- What the task asks -
Reproduce the rows below with "red-backpack-thumb" swapped for "red-bag-thumb" and every other character unchanged. Leave the pictures out of your output.
** START Record list **
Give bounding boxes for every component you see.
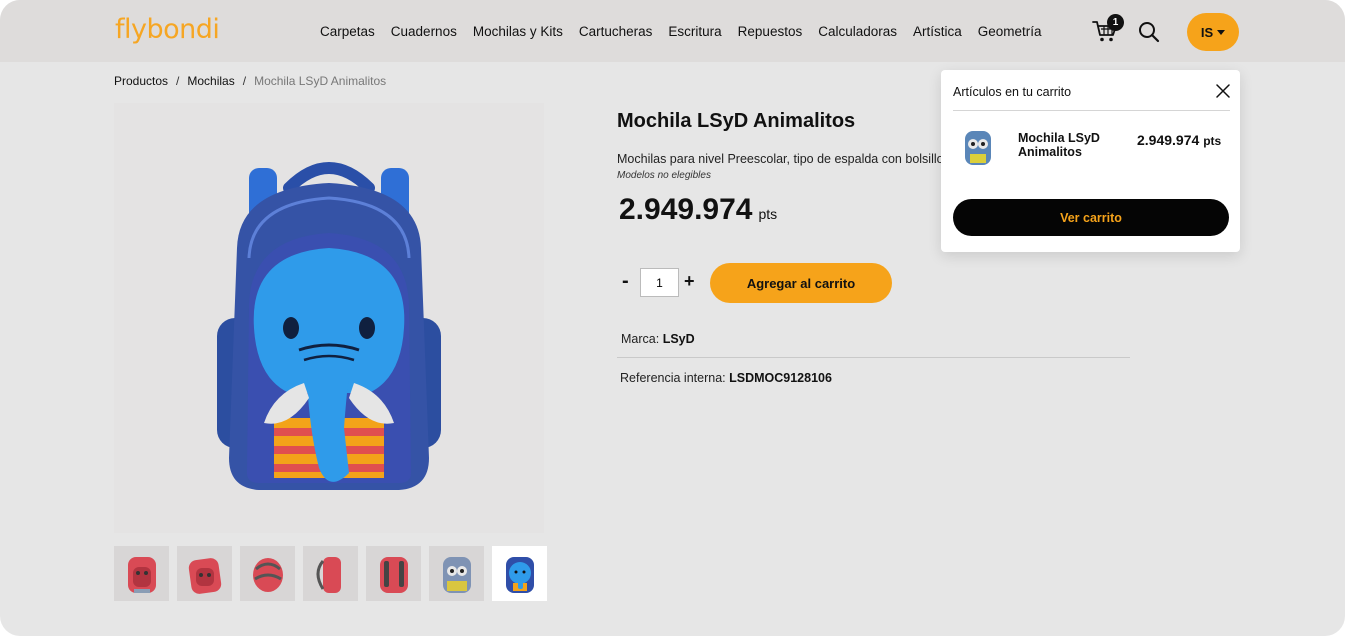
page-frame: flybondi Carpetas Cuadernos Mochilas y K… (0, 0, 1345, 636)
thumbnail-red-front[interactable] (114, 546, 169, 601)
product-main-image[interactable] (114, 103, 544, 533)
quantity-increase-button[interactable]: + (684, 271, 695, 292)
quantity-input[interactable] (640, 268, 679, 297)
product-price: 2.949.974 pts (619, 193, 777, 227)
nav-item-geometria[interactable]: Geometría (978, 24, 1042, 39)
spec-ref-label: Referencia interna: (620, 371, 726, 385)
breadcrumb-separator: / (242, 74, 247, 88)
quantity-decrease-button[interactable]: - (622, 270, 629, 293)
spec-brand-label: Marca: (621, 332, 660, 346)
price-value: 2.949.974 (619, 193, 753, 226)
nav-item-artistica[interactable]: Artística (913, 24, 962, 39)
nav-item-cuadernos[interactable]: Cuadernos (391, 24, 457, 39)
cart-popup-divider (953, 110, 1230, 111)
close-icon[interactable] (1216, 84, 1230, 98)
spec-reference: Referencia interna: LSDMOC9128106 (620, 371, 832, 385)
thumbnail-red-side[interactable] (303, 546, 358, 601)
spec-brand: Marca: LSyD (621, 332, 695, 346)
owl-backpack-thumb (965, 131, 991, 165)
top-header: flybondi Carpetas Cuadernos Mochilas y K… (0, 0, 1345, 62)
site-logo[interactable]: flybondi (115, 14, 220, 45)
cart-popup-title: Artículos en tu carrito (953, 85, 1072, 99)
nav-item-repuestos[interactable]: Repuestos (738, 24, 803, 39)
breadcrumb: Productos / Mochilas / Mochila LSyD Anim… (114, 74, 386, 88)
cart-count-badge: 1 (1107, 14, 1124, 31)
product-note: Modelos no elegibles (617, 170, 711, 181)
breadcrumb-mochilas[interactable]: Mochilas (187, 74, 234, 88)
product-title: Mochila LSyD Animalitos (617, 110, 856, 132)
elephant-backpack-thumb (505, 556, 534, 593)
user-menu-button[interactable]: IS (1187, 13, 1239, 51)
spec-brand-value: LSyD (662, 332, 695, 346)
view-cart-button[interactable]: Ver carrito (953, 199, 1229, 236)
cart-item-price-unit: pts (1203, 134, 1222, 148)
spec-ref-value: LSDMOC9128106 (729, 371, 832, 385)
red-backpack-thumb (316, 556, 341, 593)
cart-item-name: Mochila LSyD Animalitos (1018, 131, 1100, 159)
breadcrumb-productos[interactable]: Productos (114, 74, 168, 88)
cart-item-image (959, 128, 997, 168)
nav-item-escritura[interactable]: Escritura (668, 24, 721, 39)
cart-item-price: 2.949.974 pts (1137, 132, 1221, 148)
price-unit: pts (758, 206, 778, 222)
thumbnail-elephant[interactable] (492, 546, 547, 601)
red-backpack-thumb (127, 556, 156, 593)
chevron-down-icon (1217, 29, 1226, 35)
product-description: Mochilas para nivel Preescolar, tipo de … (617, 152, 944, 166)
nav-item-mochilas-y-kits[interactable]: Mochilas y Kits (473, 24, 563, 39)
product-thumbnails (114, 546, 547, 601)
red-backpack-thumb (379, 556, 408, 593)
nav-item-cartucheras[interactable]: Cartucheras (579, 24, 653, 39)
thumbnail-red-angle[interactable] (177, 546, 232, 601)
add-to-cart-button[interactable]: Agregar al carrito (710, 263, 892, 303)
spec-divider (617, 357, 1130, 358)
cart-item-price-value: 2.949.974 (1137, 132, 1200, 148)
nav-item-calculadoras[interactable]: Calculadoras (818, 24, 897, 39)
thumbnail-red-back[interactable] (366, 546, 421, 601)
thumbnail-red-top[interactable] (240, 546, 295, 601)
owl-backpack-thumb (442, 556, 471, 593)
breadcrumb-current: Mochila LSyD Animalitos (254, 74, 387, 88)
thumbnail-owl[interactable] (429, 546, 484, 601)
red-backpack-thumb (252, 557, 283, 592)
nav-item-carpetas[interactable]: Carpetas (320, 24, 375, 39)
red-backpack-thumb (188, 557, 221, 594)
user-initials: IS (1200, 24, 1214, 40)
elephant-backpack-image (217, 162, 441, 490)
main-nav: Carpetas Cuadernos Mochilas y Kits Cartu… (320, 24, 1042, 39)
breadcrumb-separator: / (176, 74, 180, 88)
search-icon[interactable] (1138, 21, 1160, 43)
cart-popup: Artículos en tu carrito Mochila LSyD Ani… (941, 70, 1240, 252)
** END Record list **
- Exercise output -
Give bounding boxes for every component you see.
page-frame: flybondi Carpetas Cuadernos Mochilas y K… (0, 0, 1345, 636)
thumbnail-red-front[interactable] (114, 546, 169, 601)
product-main-image[interactable] (114, 103, 544, 533)
quantity-increase-button[interactable]: + (684, 271, 695, 292)
quantity-input[interactable] (640, 268, 679, 297)
product-price: 2.949.974 pts (619, 193, 777, 227)
nav-item-geometria[interactable]: Geometría (978, 24, 1042, 39)
spec-ref-label: Referencia interna: (620, 371, 726, 385)
breadcrumb-separator: / (242, 74, 247, 88)
quantity-decrease-button[interactable]: - (622, 270, 629, 293)
spec-brand-label: Marca: (621, 332, 660, 346)
price-value: 2.949.974 (619, 193, 753, 226)
nav-item-artistica[interactable]: Artística (913, 24, 962, 39)
nav-item-cuadernos[interactable]: Cuadernos (391, 24, 457, 39)
cart-popup-divider (953, 110, 1230, 111)
close-icon[interactable] (1216, 84, 1230, 98)
spec-reference: Referencia interna: LSDMOC9128106 (620, 371, 832, 385)
thumbnail-red-side[interactable] (303, 546, 358, 601)
spec-brand: Marca: LSyD (621, 332, 695, 346)
owl-backpack-thumb (965, 131, 991, 165)
top-header: flybondi Carpetas Cuadernos Mochilas y K… (0, 0, 1345, 62)
site-logo[interactable]: flybondi (115, 14, 220, 45)
cart-popup-title: Artículos en tu carrito (953, 85, 1072, 99)
nav-item-repuestos[interactable]: Repuestos (738, 24, 803, 39)
breadcrumb: Productos / Mochilas / Mochila LSyD Anim… (114, 74, 386, 88)
cart-count-badge: 1 (1107, 14, 1124, 31)
product-note: Modelos no elegibles (617, 170, 711, 181)
breadcrumb-mochilas[interactable]: Mochilas (187, 74, 234, 88)
product-title: Mochila LSyD Animalitos (617, 110, 856, 132)
elephant-backpack-thumb (505, 556, 534, 593)
user-menu-button[interactable]: IS (1187, 13, 1239, 51)
spec-brand-value: LSyD (662, 332, 695, 346)
view-cart-button[interactable]: Ver carrito (953, 199, 1229, 236)
cart-item-price-unit: pts (1203, 134, 1222, 148)
spec-ref-value: LSDMOC9128106 (729, 371, 832, 385)
red-bag-thumb (316, 556, 341, 593)
cart-item-name: Mochila LSyD Animalitos (1018, 131, 1100, 159)
breadcrumb-productos[interactable]: Productos (114, 74, 168, 88)
cart-item-image (959, 128, 997, 168)
nav-item-escritura[interactable]: Escritura (668, 24, 721, 39)
cart-item-price: 2.949.974 pts (1137, 132, 1221, 148)
price-unit: pts (758, 206, 778, 222)
thumbnail-elephant[interactable] (492, 546, 547, 601)
red-bag-thumb (127, 556, 156, 593)
chevron-down-icon (1217, 29, 1226, 35)
product-description: Mochilas para nivel Preescolar, tipo de … (617, 152, 944, 166)
nav-item-mochilas-y-kits[interactable]: Mochilas y Kits (473, 24, 563, 39)
product-thumbnails (114, 546, 547, 601)
red-bag-thumb (379, 556, 408, 593)
nav-item-cartucheras[interactable]: Cartucheras (579, 24, 653, 39)
thumbnail-red-angle[interactable] (177, 546, 232, 601)
add-to-cart-button[interactable]: Agregar al carrito (710, 263, 892, 303)
spec-divider (617, 357, 1130, 358)
cart-item-price-value: 2.949.974 (1137, 132, 1200, 148)
nav-item-calculadoras[interactable]: Calculadoras (818, 24, 897, 39)
thumbnail-red-back[interactable] (366, 546, 421, 601)
thumbnail-red-top[interactable] (240, 546, 295, 601)
owl-backpack-thumb (442, 556, 471, 593)
breadcrumb-current: Mochila LSyD Animalitos (254, 74, 387, 88)
thumbnail-owl[interactable] (429, 546, 484, 601)
red-bag-thumb (252, 557, 283, 592)
nav-item-carpetas[interactable]: Carpetas (320, 24, 375, 39)
red-bag-thumb (188, 557, 221, 594)
user-initials: IS (1200, 24, 1214, 40)
elephant-backpack-image (217, 162, 441, 490)
main-nav: Carpetas Cuadernos Mochilas y Kits Cartu… (320, 24, 1042, 39)
breadcrumb-separator: / (176, 74, 180, 88)
search-icon[interactable] (1138, 21, 1160, 43)
cart-popup: Artículos en tu carrito Mochila LSyD Ani… (941, 70, 1240, 252)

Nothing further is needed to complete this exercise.